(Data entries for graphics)
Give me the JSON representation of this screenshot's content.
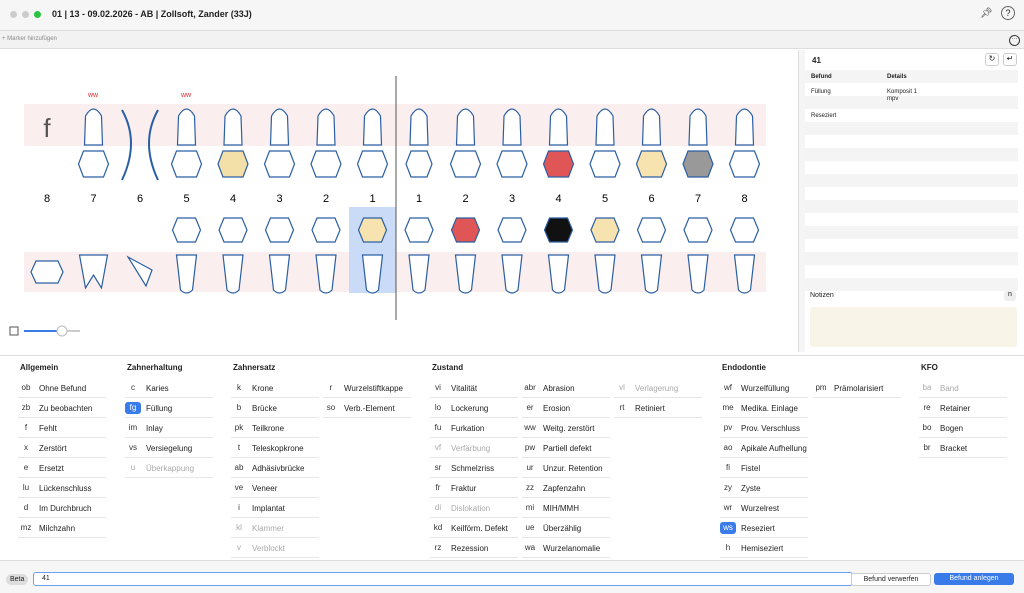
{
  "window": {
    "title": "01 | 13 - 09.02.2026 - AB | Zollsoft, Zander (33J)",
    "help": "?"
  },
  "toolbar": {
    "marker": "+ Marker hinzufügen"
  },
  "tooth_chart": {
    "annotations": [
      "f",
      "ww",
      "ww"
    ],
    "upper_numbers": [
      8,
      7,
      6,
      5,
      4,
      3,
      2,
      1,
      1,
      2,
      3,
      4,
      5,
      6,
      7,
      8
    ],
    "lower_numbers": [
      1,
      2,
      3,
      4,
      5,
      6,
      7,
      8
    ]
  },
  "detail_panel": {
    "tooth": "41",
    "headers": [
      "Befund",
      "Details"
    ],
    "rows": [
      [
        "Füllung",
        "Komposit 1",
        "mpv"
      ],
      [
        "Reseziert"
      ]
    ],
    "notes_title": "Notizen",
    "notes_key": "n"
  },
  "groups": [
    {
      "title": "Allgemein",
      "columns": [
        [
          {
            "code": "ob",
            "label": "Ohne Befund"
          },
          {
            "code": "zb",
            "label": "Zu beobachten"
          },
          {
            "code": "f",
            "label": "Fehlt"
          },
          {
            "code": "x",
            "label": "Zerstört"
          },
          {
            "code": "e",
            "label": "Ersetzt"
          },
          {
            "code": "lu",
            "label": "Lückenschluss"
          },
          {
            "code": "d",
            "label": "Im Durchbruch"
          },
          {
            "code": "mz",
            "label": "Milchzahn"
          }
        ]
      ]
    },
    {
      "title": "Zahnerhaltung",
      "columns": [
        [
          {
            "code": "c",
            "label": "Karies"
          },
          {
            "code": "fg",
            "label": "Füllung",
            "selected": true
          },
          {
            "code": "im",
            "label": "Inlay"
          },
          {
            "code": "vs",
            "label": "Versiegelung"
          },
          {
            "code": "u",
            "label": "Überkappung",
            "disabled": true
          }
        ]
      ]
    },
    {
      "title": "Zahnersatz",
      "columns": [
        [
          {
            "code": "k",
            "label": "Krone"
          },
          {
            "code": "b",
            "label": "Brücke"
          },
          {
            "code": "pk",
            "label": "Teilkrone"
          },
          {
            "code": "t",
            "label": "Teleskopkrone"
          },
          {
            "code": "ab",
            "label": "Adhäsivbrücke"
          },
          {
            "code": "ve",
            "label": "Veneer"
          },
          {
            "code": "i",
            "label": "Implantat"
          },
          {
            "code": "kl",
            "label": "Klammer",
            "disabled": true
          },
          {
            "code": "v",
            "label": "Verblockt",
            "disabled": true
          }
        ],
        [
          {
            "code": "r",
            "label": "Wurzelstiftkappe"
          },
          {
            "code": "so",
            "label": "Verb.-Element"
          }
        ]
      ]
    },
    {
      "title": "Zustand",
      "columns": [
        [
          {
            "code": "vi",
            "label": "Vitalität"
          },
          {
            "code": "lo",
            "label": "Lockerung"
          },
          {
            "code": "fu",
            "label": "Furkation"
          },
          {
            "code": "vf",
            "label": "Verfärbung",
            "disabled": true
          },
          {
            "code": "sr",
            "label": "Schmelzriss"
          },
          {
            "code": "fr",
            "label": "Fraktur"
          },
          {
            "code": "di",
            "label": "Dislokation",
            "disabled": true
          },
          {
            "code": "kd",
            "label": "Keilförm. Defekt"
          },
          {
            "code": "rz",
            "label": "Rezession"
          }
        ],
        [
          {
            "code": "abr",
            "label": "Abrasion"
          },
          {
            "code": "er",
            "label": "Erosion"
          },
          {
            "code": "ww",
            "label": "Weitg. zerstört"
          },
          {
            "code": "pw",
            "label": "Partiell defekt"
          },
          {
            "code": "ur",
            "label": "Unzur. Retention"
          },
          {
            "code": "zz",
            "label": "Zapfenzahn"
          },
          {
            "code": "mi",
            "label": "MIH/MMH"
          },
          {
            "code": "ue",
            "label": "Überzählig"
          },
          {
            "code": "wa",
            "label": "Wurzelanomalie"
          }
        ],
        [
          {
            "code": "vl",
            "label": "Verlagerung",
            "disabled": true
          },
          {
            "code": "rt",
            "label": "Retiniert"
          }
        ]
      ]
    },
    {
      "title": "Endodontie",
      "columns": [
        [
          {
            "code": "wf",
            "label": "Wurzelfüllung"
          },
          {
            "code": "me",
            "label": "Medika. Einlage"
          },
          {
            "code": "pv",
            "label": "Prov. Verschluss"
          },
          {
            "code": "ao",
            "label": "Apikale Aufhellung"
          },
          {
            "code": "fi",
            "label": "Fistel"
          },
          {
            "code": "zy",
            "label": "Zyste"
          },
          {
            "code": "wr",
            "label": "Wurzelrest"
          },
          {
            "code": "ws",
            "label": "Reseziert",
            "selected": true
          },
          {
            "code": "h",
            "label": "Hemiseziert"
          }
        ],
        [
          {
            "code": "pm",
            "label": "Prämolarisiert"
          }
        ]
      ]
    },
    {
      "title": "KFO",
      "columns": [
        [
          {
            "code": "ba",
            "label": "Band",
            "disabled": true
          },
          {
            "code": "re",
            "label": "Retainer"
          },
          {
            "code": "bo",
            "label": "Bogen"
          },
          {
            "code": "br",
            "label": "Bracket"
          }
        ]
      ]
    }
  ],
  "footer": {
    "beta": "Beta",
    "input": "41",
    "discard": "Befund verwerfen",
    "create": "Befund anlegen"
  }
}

- Written task -
Leave the pictures out and copy the rest of the data exactly.

- Written response -
Give me the JSON representation of this screenshot's content.
{
  "window": {
    "title": "01 | 13 - 09.02.2026 - AB | Zollsoft, Zander (33J)",
    "help": "?"
  },
  "toolbar": {
    "marker": "+ Marker hinzufügen"
  },
  "tooth_chart": {
    "annotations": [
      "f",
      "ww",
      "ww"
    ],
    "upper_numbers": [
      8,
      7,
      6,
      5,
      4,
      3,
      2,
      1,
      1,
      2,
      3,
      4,
      5,
      6,
      7,
      8
    ],
    "lower_numbers": [
      1,
      2,
      3,
      4,
      5,
      6,
      7,
      8
    ]
  },
  "detail_panel": {
    "tooth": "41",
    "headers": [
      "Befund",
      "Details"
    ],
    "rows": [
      [
        "Füllung",
        "Komposit 1",
        "mpv"
      ],
      [
        "Reseziert"
      ]
    ],
    "notes_title": "Notizen",
    "notes_key": "n"
  },
  "groups": [
    {
      "title": "Allgemein",
      "columns": [
        [
          {
            "code": "ob",
            "label": "Ohne Befund"
          },
          {
            "code": "zb",
            "label": "Zu beobachten"
          },
          {
            "code": "f",
            "label": "Fehlt"
          },
          {
            "code": "x",
            "label": "Zerstört"
          },
          {
            "code": "e",
            "label": "Ersetzt"
          },
          {
            "code": "lu",
            "label": "Lückenschluss"
          },
          {
            "code": "d",
            "label": "Im Durchbruch"
          },
          {
            "code": "mz",
            "label": "Milchzahn"
          }
        ]
      ]
    },
    {
      "title": "Zahnerhaltung",
      "columns": [
        [
          {
            "code": "c",
            "label": "Karies"
          },
          {
            "code": "fg",
            "label": "Füllung",
            "selected": true
          },
          {
            "code": "im",
            "label": "Inlay"
          },
          {
            "code": "vs",
            "label": "Versiegelung"
          },
          {
            "code": "u",
            "label": "Überkappung",
            "disabled": true
          }
        ]
      ]
    },
    {
      "title": "Zahnersatz",
      "columns": [
        [
          {
            "code": "k",
            "label": "Krone"
          },
          {
            "code": "b",
            "label": "Brücke"
          },
          {
            "code": "pk",
            "label": "Teilkrone"
          },
          {
            "code": "t",
            "label": "Teleskopkrone"
          },
          {
            "code": "ab",
            "label": "Adhäsivbrücke"
          },
          {
            "code": "ve",
            "label": "Veneer"
          },
          {
            "code": "i",
            "label": "Implantat"
          },
          {
            "code": "kl",
            "label": "Klammer",
            "disabled": true
          },
          {
            "code": "v",
            "label": "Verblockt",
            "disabled": true
          }
        ],
        [
          {
            "code": "r",
            "label": "Wurzelstiftkappe"
          },
          {
            "code": "so",
            "label": "Verb.-Element"
          }
        ]
      ]
    },
    {
      "title": "Zustand",
      "columns": [
        [
          {
            "code": "vi",
            "label": "Vitalität"
          },
          {
            "code": "lo",
            "label": "Lockerung"
          },
          {
            "code": "fu",
            "label": "Furkation"
          },
          {
            "code": "vf",
            "label": "Verfärbung",
            "disabled": true
          },
          {
            "code": "sr",
            "label": "Schmelzriss"
          },
          {
            "code": "fr",
            "label": "Fraktur"
          },
          {
            "code": "di",
            "label": "Dislokation",
            "disabled": true
          },
          {
            "code": "kd",
            "label": "Keilförm. Defekt"
          },
          {
            "code": "rz",
            "label": "Rezession"
          }
        ],
        [
          {
            "code": "abr",
            "label": "Abrasion"
          },
          {
            "code": "er",
            "label": "Erosion"
          },
          {
            "code": "ww",
            "label": "Weitg. zerstört"
          },
          {
            "code": "pw",
            "label": "Partiell defekt"
          },
          {
            "code": "ur",
            "label": "Unzur. Retention"
          },
          {
            "code": "zz",
            "label": "Zapfenzahn"
          },
          {
            "code": "mi",
            "label": "MIH/MMH"
          },
          {
            "code": "ue",
            "label": "Überzählig"
          },
          {
            "code": "wa",
            "label": "Wurzelanomalie"
          }
        ],
        [
          {
            "code": "vl",
            "label": "Verlagerung",
            "disabled": true
          },
          {
            "code": "rt",
            "label": "Retiniert"
          }
        ]
      ]
    },
    {
      "title": "Endodontie",
      "columns": [
        [
          {
            "code": "wf",
            "label": "Wurzelfüllung"
          },
          {
            "code": "me",
            "label": "Medika. Einlage"
          },
          {
            "code": "pv",
            "label": "Prov. Verschluss"
          },
          {
            "code": "ao",
            "label": "Apikale Aufhellung"
          },
          {
            "code": "fi",
            "label": "Fistel"
          },
          {
            "code": "zy",
            "label": "Zyste"
          },
          {
            "code": "wr",
            "label": "Wurzelrest"
          },
          {
            "code": "ws",
            "label": "Reseziert",
            "selected": true
          },
          {
            "code": "h",
            "label": "Hemiseziert"
          }
        ],
        [
          {
            "code": "pm",
            "label": "Prämolarisiert"
          }
        ]
      ]
    },
    {
      "title": "KFO",
      "columns": [
        [
          {
            "code": "ba",
            "label": "Band",
            "disabled": true
          },
          {
            "code": "re",
            "label": "Retainer"
          },
          {
            "code": "bo",
            "label": "Bogen"
          },
          {
            "code": "br",
            "label": "Bracket"
          }
        ]
      ]
    }
  ],
  "footer": {
    "beta": "Beta",
    "input": "41",
    "discard": "Befund verwerfen",
    "create": "Befund anlegen"
  }
}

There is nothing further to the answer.